Exercise brief:
Print every entry again, precisely as written.

Dataset rows for apps and sites

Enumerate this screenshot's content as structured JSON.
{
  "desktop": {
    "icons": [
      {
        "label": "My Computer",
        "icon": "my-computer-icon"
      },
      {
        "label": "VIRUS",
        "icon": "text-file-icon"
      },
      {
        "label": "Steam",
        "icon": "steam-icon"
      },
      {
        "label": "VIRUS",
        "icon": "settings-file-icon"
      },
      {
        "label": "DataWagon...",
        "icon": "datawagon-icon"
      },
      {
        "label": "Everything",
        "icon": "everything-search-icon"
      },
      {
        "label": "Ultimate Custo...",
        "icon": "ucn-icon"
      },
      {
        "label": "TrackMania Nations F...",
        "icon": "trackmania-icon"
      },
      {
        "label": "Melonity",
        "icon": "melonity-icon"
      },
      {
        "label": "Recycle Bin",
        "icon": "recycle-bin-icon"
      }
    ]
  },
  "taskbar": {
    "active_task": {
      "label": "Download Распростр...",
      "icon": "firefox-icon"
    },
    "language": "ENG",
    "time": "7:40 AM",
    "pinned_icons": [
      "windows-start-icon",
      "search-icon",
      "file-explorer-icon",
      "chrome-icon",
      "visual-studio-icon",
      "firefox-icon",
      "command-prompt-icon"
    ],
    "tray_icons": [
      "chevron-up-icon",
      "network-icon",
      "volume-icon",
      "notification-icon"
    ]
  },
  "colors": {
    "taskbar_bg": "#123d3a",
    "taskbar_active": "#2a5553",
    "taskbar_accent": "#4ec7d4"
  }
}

Response:
Enumerate this screenshot's content as structured JSON.
{
  "desktop": {
    "icons": [
      {
        "label": "My Computer",
        "icon": "my-computer-icon"
      },
      {
        "label": "VIRUS",
        "icon": "text-file-icon"
      },
      {
        "label": "Steam",
        "icon": "steam-icon"
      },
      {
        "label": "VIRUS",
        "icon": "settings-file-icon"
      },
      {
        "label": "DataWagon...",
        "icon": "datawagon-icon"
      },
      {
        "label": "Everything",
        "icon": "everything-search-icon"
      },
      {
        "label": "Ultimate Custo...",
        "icon": "ucn-icon"
      },
      {
        "label": "TrackMania Nations F...",
        "icon": "trackmania-icon"
      },
      {
        "label": "Melonity",
        "icon": "melonity-icon"
      },
      {
        "label": "Recycle Bin",
        "icon": "recycle-bin-icon"
      }
    ]
  },
  "taskbar": {
    "active_task": {
      "label": "Download Распростр...",
      "icon": "firefox-icon"
    },
    "language": "ENG",
    "time": "7:40 AM",
    "pinned_icons": [
      "windows-start-icon",
      "search-icon",
      "file-explorer-icon",
      "chrome-icon",
      "visual-studio-icon",
      "firefox-icon",
      "command-prompt-icon"
    ],
    "tray_icons": [
      "chevron-up-icon",
      "network-icon",
      "volume-icon",
      "notification-icon"
    ]
  },
  "colors": {
    "taskbar_bg": "#123d3a",
    "taskbar_active": "#2a5553",
    "taskbar_accent": "#4ec7d4"
  }
}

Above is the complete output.